### Set exercise
Copy out each line of the material below that holds the string "only".

* Begin *

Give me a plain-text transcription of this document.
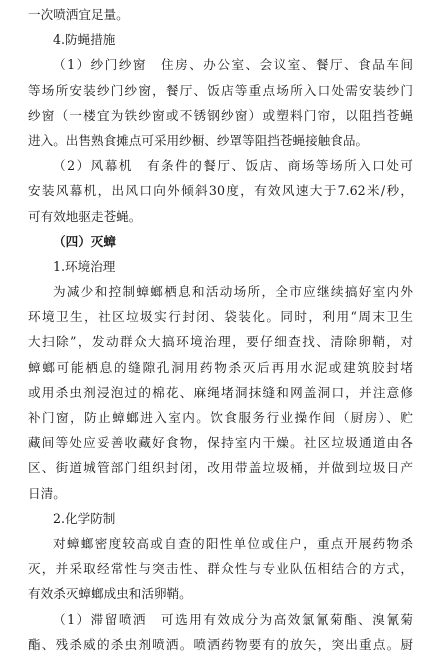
一次喷洒宜足量。
4.防蝇措施
（1）纱门纱窗　住房、办公室、会议室、餐厅、食品车间
等场所安装纱门纱窗，餐厅、饭店等重点场所入口处需安装纱门
纱窗（一楼宜为铁纱窗或不锈钢纱窗）或塑料门帘，以阻挡苍蝇
进入。出售熟食摊点可采用纱橱、纱罩等阻挡苍蝇接触食品。
（2）风幕机　有条件的餐厅、饭店、商场等场所入口处可
安装风幕机，出风口向外倾斜30度，有效风速大于7.62米/秒，
可有效地驱走苍蝇。
（四）灭蟑
1.环境治理
为减少和控制蟑螂栖息和活动场所，全市应继续搞好室内外
环境卫生，社区垃圾实行封闭、袋装化。同时，利用“周末卫生
大扫除”，发动群众大搞环境治理，要仔细查找、清除卵鞘，对
蟑螂可能栖息的缝隙孔洞用药物杀灭后再用水泥或建筑胶封堵
或用杀虫剂浸泡过的棉花、麻绳堵洞抹缝和网盖洞口，并注意修
补门窗，防止蟑螂进入室内。饮食服务行业操作间（厨房）、贮
藏间等处应妥善收藏好食物，保持室内干燥。社区垃圾通道由各
区、街道城管部门组织封闭，改用带盖垃圾桶，并做到垃圾日产
日清。
2.化学防制
对蟑螂密度较高或自查的阳性单位或住户，重点开展药物杀
灭，并采取经常性与突击性、群众性与专业队伍相结合的方式，
有效杀灭蟑螂成虫和活卵鞘。
（1）滞留喷洒　可选用有效成分为高效氯氰菊酯、溴氰菊
酯、残杀威的杀虫剂喷洒。喷洒药物要有的放矢，突出重点。厨
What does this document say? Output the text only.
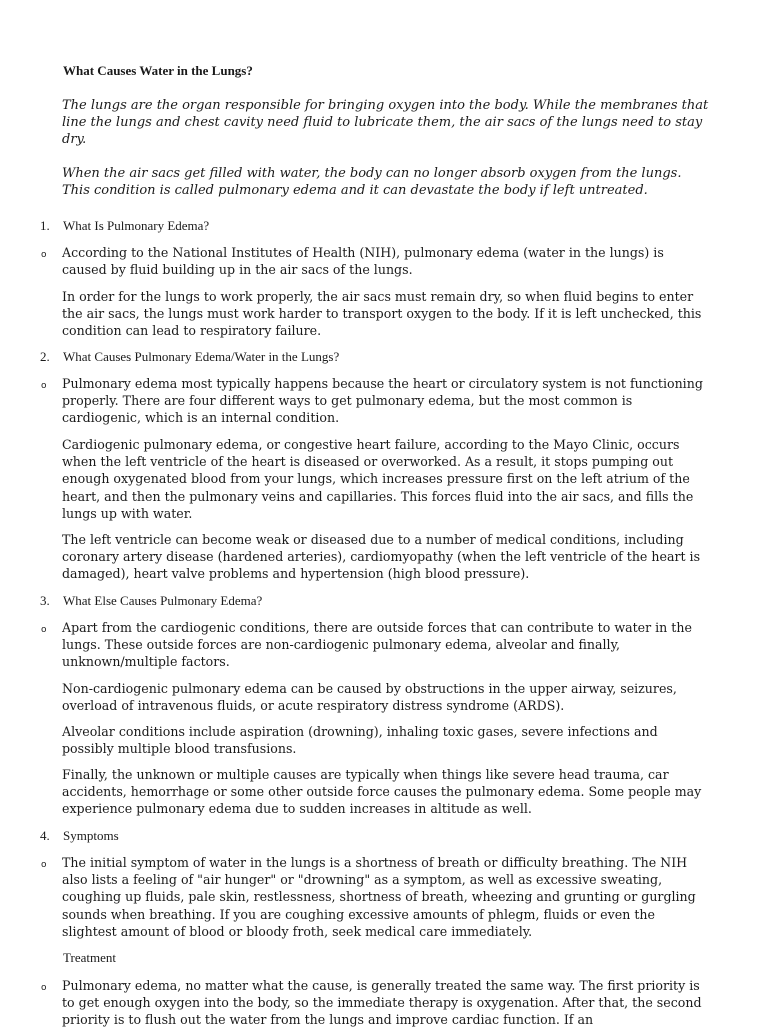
What Causes Water in the Lungs?

The lungs are the organ responsible for bringing oxygen into the body. While the membranes that line the lungs and chest cavity need fluid to lubricate them, the air sacs of the lungs need to stay dry.

When the air sacs get filled with water, the body can no longer absorb oxygen from the lungs. This condition is called pulmonary edema and it can devastate the body if left untreated.

1. What Is Pulmonary Edema?
o According to the National Institutes of Health (NIH), pulmonary edema (water in the lungs) is caused by fluid building up in the air sacs of the lungs.

In order for the lungs to work properly, the air sacs must remain dry, so when fluid begins to enter the air sacs, the lungs must work harder to transport oxygen to the body. If it is left unchecked, this condition can lead to respiratory failure.

2. What Causes Pulmonary Edema/Water in the Lungs?
o Pulmonary edema most typically happens because the heart or circulatory system is not functioning properly. There are four different ways to get pulmonary edema, but the most common is cardiogenic, which is an internal condition.

Cardiogenic pulmonary edema, or congestive heart failure, according to the Mayo Clinic, occurs when the left ventricle of the heart is diseased or overworked. As a result, it stops pumping out enough oxygenated blood from your lungs, which increases pressure first on the left atrium of the heart, and then the pulmonary veins and capillaries. This forces fluid into the air sacs, and fills the lungs up with water.

The left ventricle can become weak or diseased due to a number of medical conditions, including coronary artery disease (hardened arteries), cardiomyopathy (when the left ventricle of the heart is damaged), heart valve problems and hypertension (high blood pressure).

3. What Else Causes Pulmonary Edema?
o Apart from the cardiogenic conditions, there are outside forces that can contribute to water in the lungs. These outside forces are non-cardiogenic pulmonary edema, alveolar and finally, unknown/multiple factors.

Non-cardiogenic pulmonary edema can be caused by obstructions in the upper airway, seizures, overload of intravenous fluids, or acute respiratory distress syndrome (ARDS).

Alveolar conditions include aspiration (drowning), inhaling toxic gases, severe infections and possibly multiple blood transfusions.

Finally, the unknown or multiple causes are typically when things like severe head trauma, car accidents, hemorrhage or some other outside force causes the pulmonary edema. Some people may experience pulmonary edema due to sudden increases in altitude as well.

4. Symptoms
o The initial symptom of water in the lungs is a shortness of breath or difficulty breathing. The NIH also lists a feeling of "air hunger" or "drowning" as a symptom, as well as excessive sweating, coughing up fluids, pale skin, restlessness, shortness of breath, wheezing and grunting or gurgling sounds when breathing. If you are coughing excessive amounts of phlegm, fluids or even the slightest amount of blood or bloody froth, seek medical care immediately.

Treatment
o Pulmonary edema, no matter what the cause, is generally treated the same way. The first priority is to get enough oxygen into the body, so the immediate therapy is oxygenation. After that, the second priority is to flush out the water from the lungs and improve cardiac function. If an
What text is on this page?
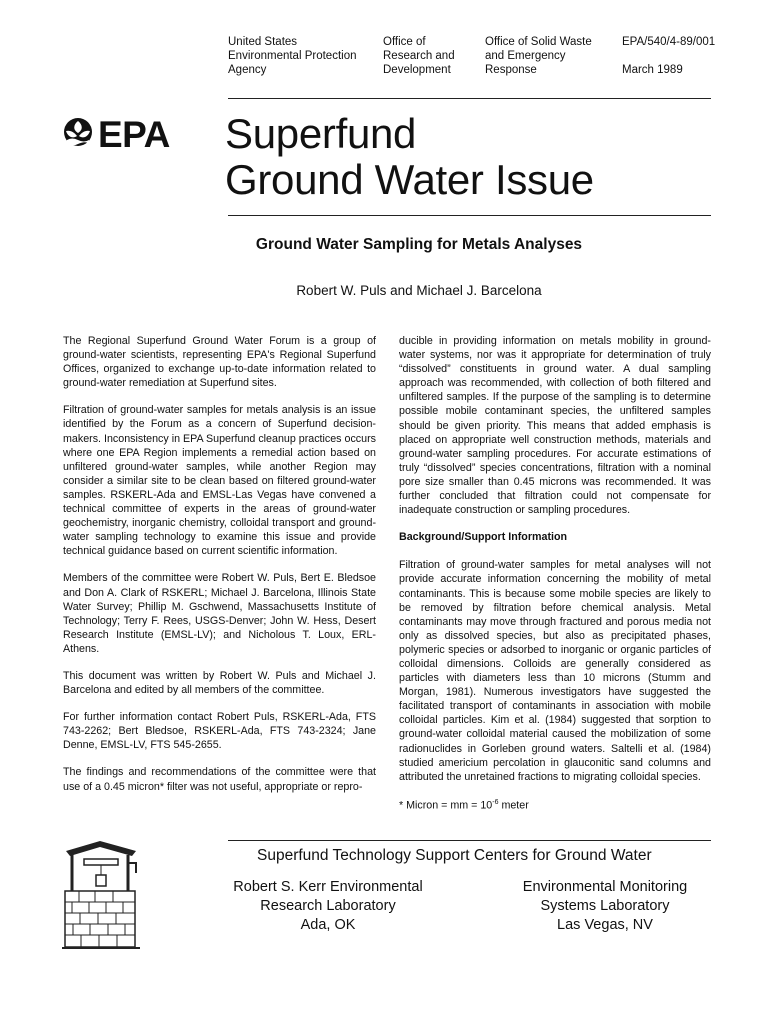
United States
Environmental Protection
Agency
Office of
Research and
Development
Office of Solid Waste
and Emergency
Response
EPA/540/4-89/001
March 1989
EPA Superfund
Ground Water Issue
Ground Water Sampling for Metals Analyses
Robert W. Puls and Michael J. Barcelona

The Regional Superfund Ground Water Forum is a group of ground-water scientists, representing EPA's Regional Superfund Offices, organized to exchange up-to-date information related to ground-water remediation at Superfund sites.

Filtration of ground-water samples for metals analysis is an issue identified by the Forum as a concern of Superfund decision-makers. Inconsistency in EPA Superfund cleanup practices occurs where one EPA Region implements a remedial action based on unfiltered ground-water samples, while another Region may consider a similar site to be clean based on filtered ground-water samples. RSKERL-Ada and EMSL-Las Vegas have convened a technical committee of experts in the areas of ground-water geochemistry, inorganic chemistry, colloidal transport and ground-water sampling technology to examine this issue and provide technical guidance based on current scientific information.

Members of the committee were Robert W. Puls, Bert E. Bledsoe and Don A. Clark of RSKERL; Michael J. Barcelona, Illinois State Water Survey; Phillip M. Gschwend, Massachusetts Institute of Technology; Terry F. Rees, USGS-Denver; John W. Hess, Desert Research Institute (EMSL-LV); and Nicholous T. Loux, ERL-Athens.

This document was written by Robert W. Puls and Michael J. Barcelona and edited by all members of the committee.

For further information contact Robert Puls, RSKERL-Ada, FTS 743-2262; Bert Bledsoe, RSKERL-Ada, FTS 743-2324; Jane Denne, EMSL-LV, FTS 545-2655.

The findings and recommendations of the committee were that use of a 0.45 micron* filter was not useful, appropriate or repro-

ducible in providing information on metals mobility in ground-water systems, nor was it appropriate for determination of truly “dissolved” constituents in ground water. A dual sampling approach was recommended, with collection of both filtered and unfiltered samples. If the purpose of the sampling is to determine possible mobile contaminant species, the unfiltered samples should be given priority. This means that added emphasis is placed on appropriate well construction methods, materials and ground-water sampling procedures. For accurate estimations of truly “dissolved” species concentrations, filtration with a nominal pore size smaller than 0.45 microns was recommended. It was further concluded that filtration could not compensate for inadequate construction or sampling procedures.

Background/Support Information

Filtration of ground-water samples for metal analyses will not provide accurate information concerning the mobility of metal contaminants. This is because some mobile species are likely to be removed by filtration before chemical analysis. Metal contaminants may move through fractured and porous media not only as dissolved species, but also as precipitated phases, polymeric species or adsorbed to inorganic or organic particles of colloidal dimensions. Colloids are generally considered as particles with diameters less than 10 microns (Stumm and Morgan, 1981). Numerous investigators have suggested the facilitated transport of contaminants in association with mobile colloidal particles. Kim et al. (1984) suggested that sorption to ground-water colloidal material caused the mobilization of some radionuclides in Gorleben ground waters. Saltelli et al. (1984) studied americium percolation in glauconitic sand columns and attributed the unretained fractions to migrating colloidal species.

* Micron = mm = $10^{-6}$ meter
Superfund Technology Support Centers for Ground Water
Robert S. Kerr Environmental
Research Laboratory
Ada, OK
Environmental Monitoring
Systems Laboratory
Las Vegas, NV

* End *

### Finished answer
What does this document say? Output the text only.
Filtration of ground-water samples for metal analyses will not provide accurate information concerning the mobility of metal contaminants. This is because some mobile species are likely to be removed by filtration before chemical analysis. Metal contaminants may move through fractured and porous media not only as dissolved species, but also as precipitated phases, polymeric species or adsorbed to inorganic or organic particles of colloidal dimensions. Colloids are generally considered as particles with diameters less than 10 microns (Stumm and Morgan, 1981). Numerous investigators have suggested the facilitated transport of contaminants in association with mobile colloidal particles. Kim et al. (1984) suggested that sorption to ground-water colloidal material caused the mobilization of some radionuclides in Gorleben ground waters. Saltelli et al. (1984) studied americium percolation in glauconitic sand columns and attributed the unretained fractions to migrating colloidal species.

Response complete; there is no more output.